WORK INSTRUCTIONS: Copy all lines below exactly as written. Leave pictures out.
─── ROWS ───
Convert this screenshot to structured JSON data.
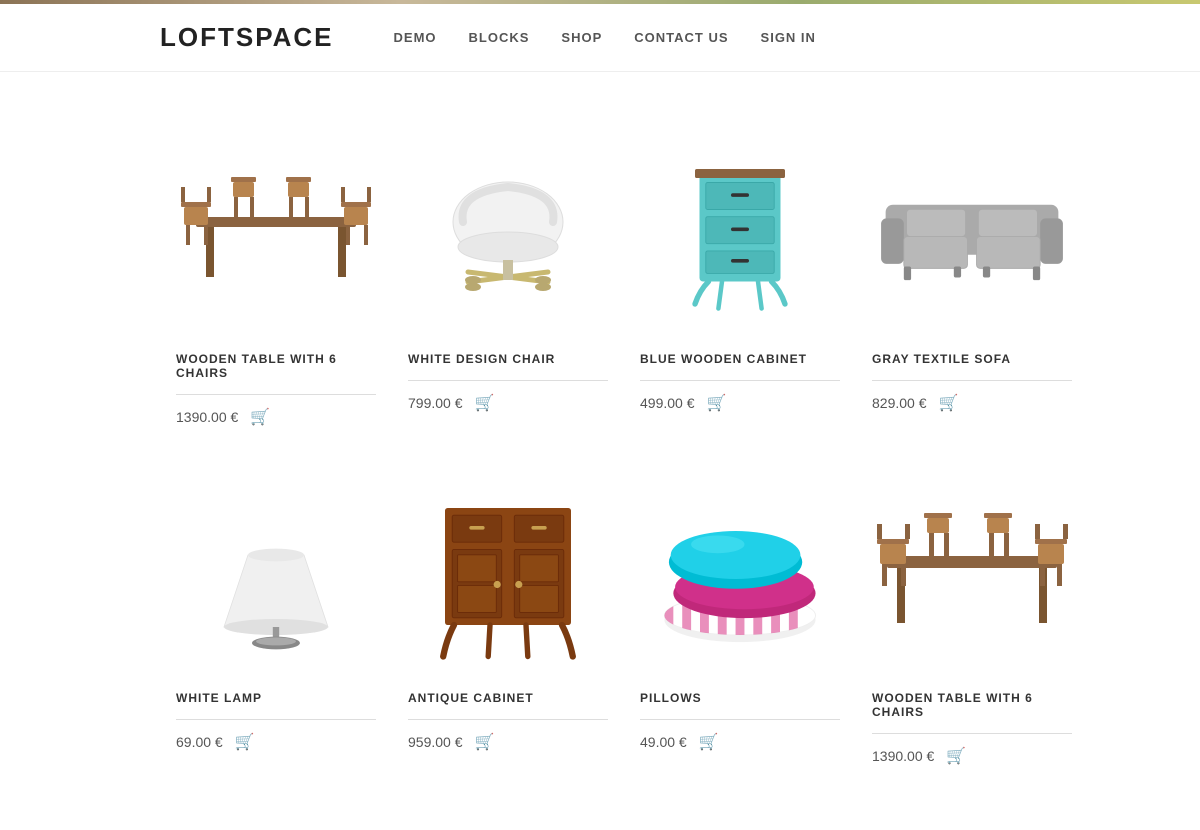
{
  "topbar": {},
  "header": {
    "logo": "LOFTSPACE",
    "nav": [
      {
        "label": "DEMO",
        "href": "#"
      },
      {
        "label": "BLOCKS",
        "href": "#"
      },
      {
        "label": "SHOP",
        "href": "#"
      },
      {
        "label": "CONTACT US",
        "href": "#"
      },
      {
        "label": "SIGN IN",
        "href": "#"
      }
    ]
  },
  "products": [
    {
      "id": "wooden-table-6-chairs",
      "title": "WOODEN TABLE WITH 6 CHAIRS",
      "price": "1390.00 €",
      "color": "#8B6340",
      "shape": "table-chairs"
    },
    {
      "id": "white-design-chair",
      "title": "WHITE DESIGN CHAIR",
      "price": "799.00 €",
      "color": "#f0f0f0",
      "shape": "chair"
    },
    {
      "id": "blue-wooden-cabinet",
      "title": "BLUE WOODEN CABINET",
      "price": "499.00 €",
      "color": "#5BC8C8",
      "shape": "cabinet"
    },
    {
      "id": "gray-textile-sofa",
      "title": "GRAY TEXTILE SOFA",
      "price": "829.00 €",
      "color": "#aaaaaa",
      "shape": "sofa"
    },
    {
      "id": "white-lamp",
      "title": "WHITE LAMP",
      "price": "69.00 €",
      "color": "#f5f5f5",
      "shape": "lamp"
    },
    {
      "id": "antique-cabinet",
      "title": "ANTIQUE CABINET",
      "price": "959.00 €",
      "color": "#8B4513",
      "shape": "antique-cabinet"
    },
    {
      "id": "pillows",
      "title": "PILLOWS",
      "price": "49.00 €",
      "color": "#00BCD4",
      "shape": "pillows"
    },
    {
      "id": "wooden-table-6-chairs-2",
      "title": "WOODEN TABLE WITH 6 CHAIRS",
      "price": "1390.00 €",
      "color": "#8B6340",
      "shape": "table-chairs-2"
    }
  ]
}
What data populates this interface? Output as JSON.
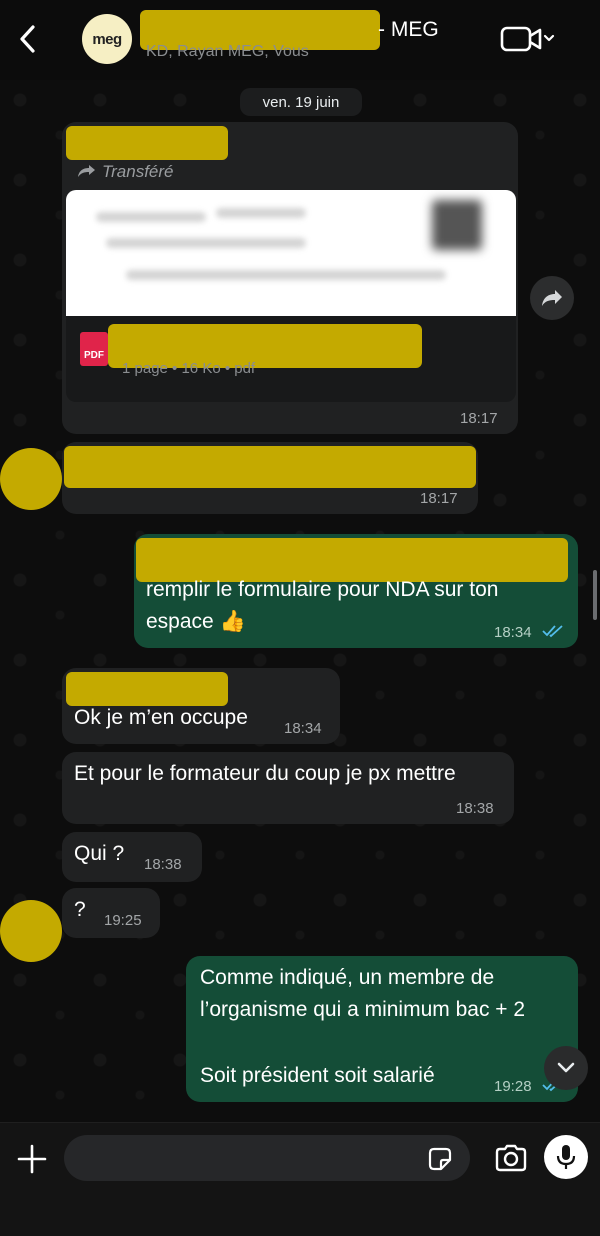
{
  "header": {
    "avatar_text": "meg",
    "title_suffix": "- MEG",
    "subtitle": "KD, Rayan MEG, Vous",
    "icons": {
      "back": "chevron-left-icon",
      "video": "video-camera-icon",
      "dropdown": "chevron-down-icon"
    }
  },
  "date_chip": "ven. 19 juin",
  "messages": {
    "forwarded_doc": {
      "forward_label": "Transféré",
      "pdf_label": "PDF",
      "meta": "1 page • 16 Ko • pdf",
      "time": "18:17"
    },
    "msg2": {
      "time": "18:17"
    },
    "msg3": {
      "line1": "remplir le formulaire pour NDA sur ton",
      "line2": "espace 👍",
      "time": "18:34"
    },
    "msg4": {
      "text": "Ok je m’en occupe",
      "time": "18:34"
    },
    "msg5": {
      "text": "Et pour le formateur du coup je px mettre",
      "time": "18:38"
    },
    "msg6": {
      "text": "Qui ?",
      "time": "18:38"
    },
    "msg7": {
      "text": "?",
      "time": "19:25"
    },
    "msg8": {
      "line1": "Comme indiqué, un membre de",
      "line2": "l’organisme qui a minimum bac + 2",
      "line3": "Soit président soit salarié",
      "time": "19:28"
    }
  },
  "input": {
    "placeholder": ""
  },
  "colors": {
    "incoming_bubble": "#202122",
    "outgoing_bubble": "#144d37",
    "redaction": "#c4aa00",
    "read_ticks": "#53bdeb"
  }
}
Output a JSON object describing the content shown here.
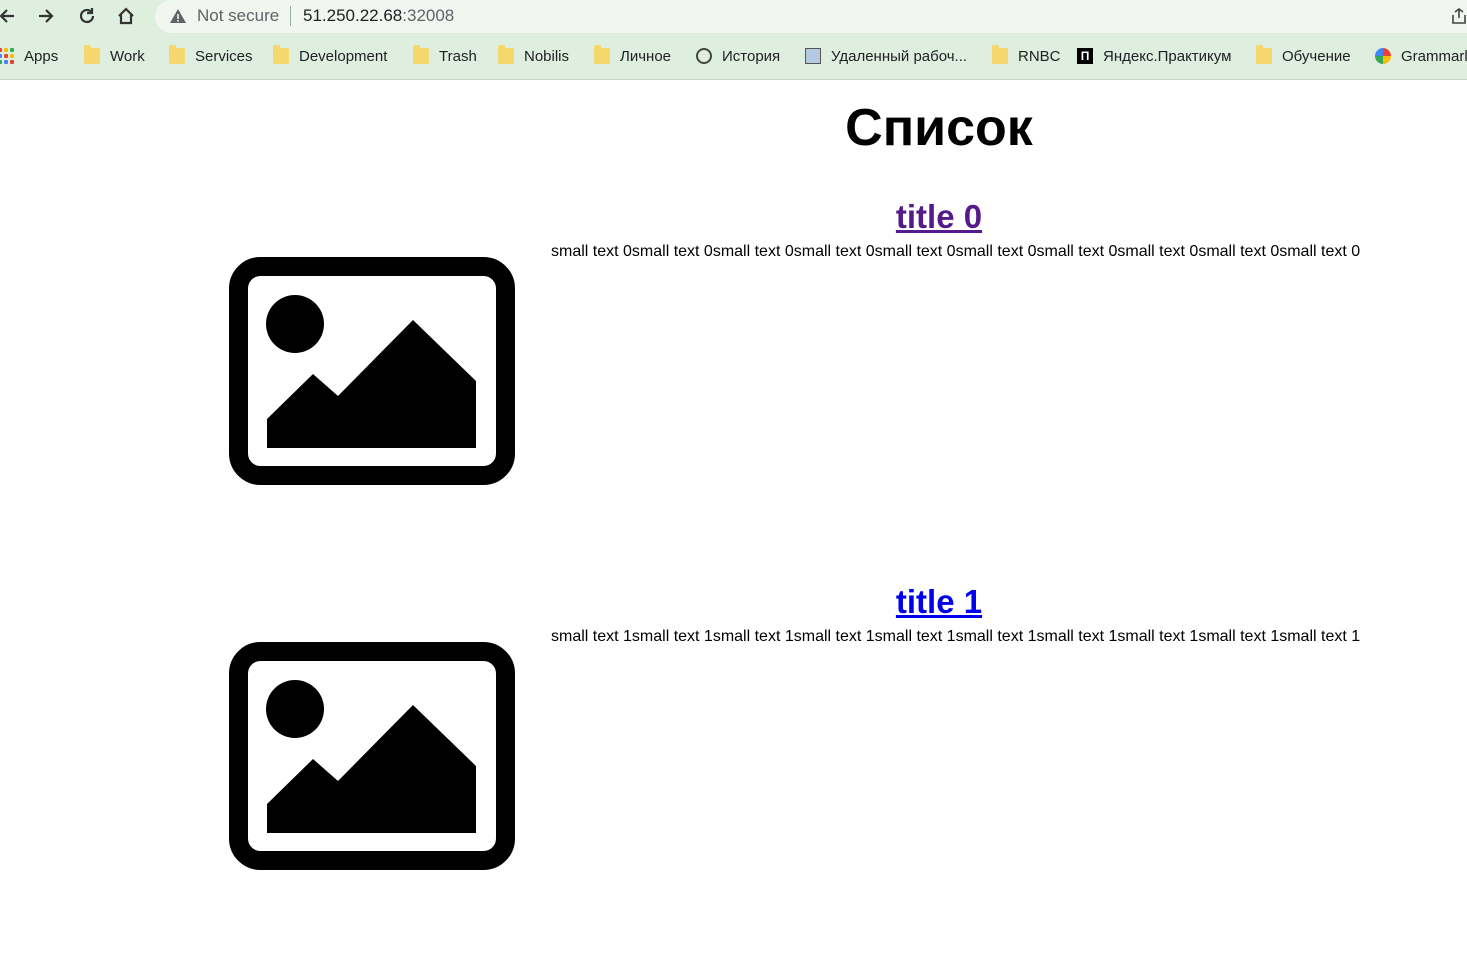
{
  "browser": {
    "security_label": "Not secure",
    "url_host": "51.250.22.68",
    "url_port": ":32008",
    "bookmarks": [
      {
        "label": "Apps",
        "icon": "apps-grid-icon"
      },
      {
        "label": "Work",
        "icon": "folder-icon"
      },
      {
        "label": "Services",
        "icon": "folder-icon"
      },
      {
        "label": "Development",
        "icon": "folder-icon"
      },
      {
        "label": "Trash",
        "icon": "folder-icon"
      },
      {
        "label": "Nobilis",
        "icon": "folder-icon"
      },
      {
        "label": "Личное",
        "icon": "folder-icon"
      },
      {
        "label": "История",
        "icon": "history-icon"
      },
      {
        "label": "Удаленный рабоч...",
        "icon": "remote-desktop-icon"
      },
      {
        "label": "RNBC",
        "icon": "folder-icon"
      },
      {
        "label": "Яндекс.Практикум",
        "icon": "yandex-practicum-icon"
      },
      {
        "label": "Обучение",
        "icon": "folder-icon"
      },
      {
        "label": "Grammarl",
        "icon": "grammarly-icon"
      }
    ]
  },
  "page": {
    "title": "Список",
    "items": [
      {
        "title": "title 0",
        "visited": true,
        "text": "small text 0small text 0small text 0small text 0small text 0small text 0small text 0small text 0small text 0small text 0",
        "image_icon": "image-placeholder-icon"
      },
      {
        "title": "title 1",
        "visited": false,
        "text": "small text 1small text 1small text 1small text 1small text 1small text 1small text 1small text 1small text 1small text 1",
        "image_icon": "image-placeholder-icon"
      }
    ]
  },
  "colors": {
    "chrome_bg": "#dfefdf",
    "visited_link": "#551a8b",
    "link": "#0000ee"
  }
}
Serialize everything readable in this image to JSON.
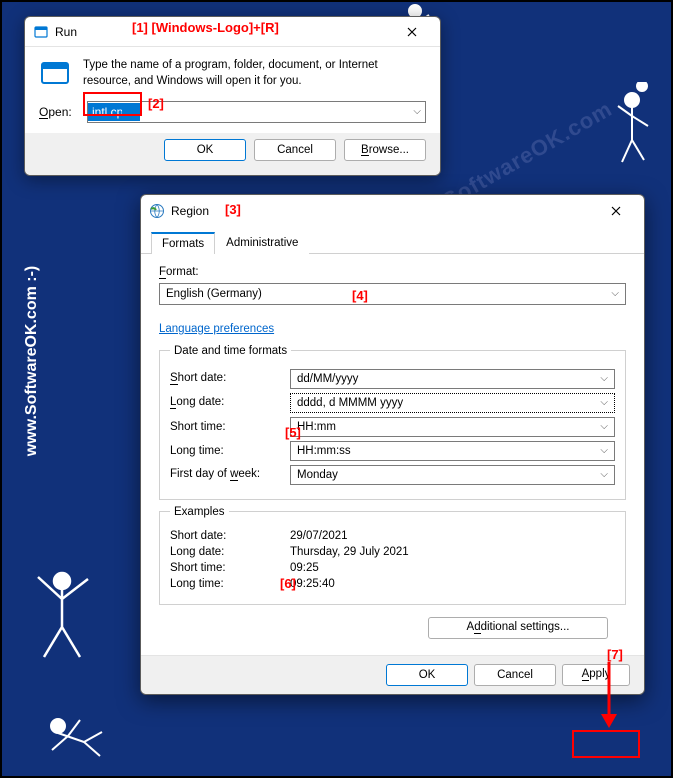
───
ANSWER FOR THIS EXERCISE:
Convert this screenshot to structured JSON data.
{
  "topbar": {},
  "header": {
    "logo": "LOFTSPACE",
    "nav": [
      {
        "label": "DEMO",
        "href": "#"
      },
      {
        "label": "BLOCKS",
        "href": "#"
      },
      {
        "label": "SHOP",
        "href": "#"
      },
      {
        "label": "CONTACT US",
        "href": "#"
      },
      {
        "label": "SIGN IN",
        "href": "#"
      }
    ]
  },
  "products": [
    {
      "id": "wooden-table-6-chairs",
      "title": "WOODEN TABLE WITH 6 CHAIRS",
      "price": "1390.00 €",
      "color": "#8B6340",
      "shape": "table-chairs"
    },
    {
      "id": "white-design-chair",
      "title": "WHITE DESIGN CHAIR",
      "price": "799.00 €",
      "color": "#f0f0f0",
      "shape": "chair"
    },
    {
      "id": "blue-wooden-cabinet",
      "title": "BLUE WOODEN CABINET",
      "price": "499.00 €",
      "color": "#5BC8C8",
      "shape": "cabinet"
    },
    {
      "id": "gray-textile-sofa",
      "title": "GRAY TEXTILE SOFA",
      "price": "829.00 €",
      "color": "#aaaaaa",
      "shape": "sofa"
    },
    {
      "id": "white-lamp",
      "title": "WHITE LAMP",
      "price": "69.00 €",
      "color": "#f5f5f5",
      "shape": "lamp"
    },
    {
      "id": "antique-cabinet",
      "title": "ANTIQUE CABINET",
      "price": "959.00 €",
      "color": "#8B4513",
      "shape": "antique-cabinet"
    },
    {
      "id": "pillows",
      "title": "PILLOWS",
      "price": "49.00 €",
      "color": "#00BCD4",
      "shape": "pillows"
    },
    {
      "id": "wooden-table-6-chairs-2",
      "title": "WOODEN TABLE WITH 6 CHAIRS",
      "price": "1390.00 €",
      "color": "#8B6340",
      "shape": "table-chairs-2"
    }
  ]
}
What data populates this interface? Output as JSON.
{
  "header": {
    "avatar_text": "meg",
    "title_suffix": "- MEG",
    "subtitle": "KD, Rayan MEG, Vous",
    "icons": {
      "back": "chevron-left-icon",
      "video": "video-camera-icon",
      "dropdown": "chevron-down-icon"
    }
  },
  "date_chip": "ven. 19 juin",
  "messages": {
    "forwarded_doc": {
      "forward_label": "Transféré",
      "pdf_label": "PDF",
      "meta": "1 page • 16 Ko • pdf",
      "time": "18:17"
    },
    "msg2": {
      "time": "18:17"
    },
    "msg3": {
      "line1": "remplir le formulaire pour NDA sur ton",
      "line2": "espace 👍",
      "time": "18:34"
    },
    "msg4": {
      "text": "Ok je m’en occupe",
      "time": "18:34"
    },
    "msg5": {
      "text": "Et pour le formateur du coup je px mettre",
      "time": "18:38"
    },
    "msg6": {
      "text": "Qui ?",
      "time": "18:38"
    },
    "msg7": {
      "text": "?",
      "time": "19:25"
    },
    "msg8": {
      "line1": "Comme indiqué, un membre de",
      "line2": "l’organisme qui a minimum bac + 2",
      "line3": "Soit président soit salarié",
      "time": "19:28"
    }
  },
  "input": {
    "placeholder": ""
  },
  "colors": {
    "incoming_bubble": "#202122",
    "outgoing_bubble": "#144d37",
    "redaction": "#c4aa00",
    "read_ticks": "#53bdeb"
  }
}
Output a JSON object describing the content shown here.
{
  "browser": {
    "security_label": "Not secure",
    "url_host": "51.250.22.68",
    "url_port": ":32008",
    "bookmarks": [
      {
        "label": "Apps",
        "icon": "apps-grid-icon"
      },
      {
        "label": "Work",
        "icon": "folder-icon"
      },
      {
        "label": "Services",
        "icon": "folder-icon"
      },
      {
        "label": "Development",
        "icon": "folder-icon"
      },
      {
        "label": "Trash",
        "icon": "folder-icon"
      },
      {
        "label": "Nobilis",
        "icon": "folder-icon"
      },
      {
        "label": "Личное",
        "icon": "folder-icon"
      },
      {
        "label": "История",
        "icon": "history-icon"
      },
      {
        "label": "Удаленный рабоч...",
        "icon": "remote-desktop-icon"
      },
      {
        "label": "RNBC",
        "icon": "folder-icon"
      },
      {
        "label": "Яндекс.Практикум",
        "icon": "yandex-practicum-icon"
      },
      {
        "label": "Обучение",
        "icon": "folder-icon"
      },
      {
        "label": "Grammarl",
        "icon": "grammarly-icon"
      }
    ]
  },
  "page": {
    "title": "Список",
    "items": [
      {
        "title": "title 0",
        "visited": true,
        "text": "small text 0small text 0small text 0small text 0small text 0small text 0small text 0small text 0small text 0small text 0",
        "image_icon": "image-placeholder-icon"
      },
      {
        "title": "title 1",
        "visited": false,
        "text": "small text 1small text 1small text 1small text 1small text 1small text 1small text 1small text 1small text 1small text 1",
        "image_icon": "image-placeholder-icon"
      }
    ]
  },
  "colors": {
    "chrome_bg": "#dfefdf",
    "visited_link": "#551a8b",
    "link": "#0000ee"
  }
}
Serialize everything readable in this image to JSON.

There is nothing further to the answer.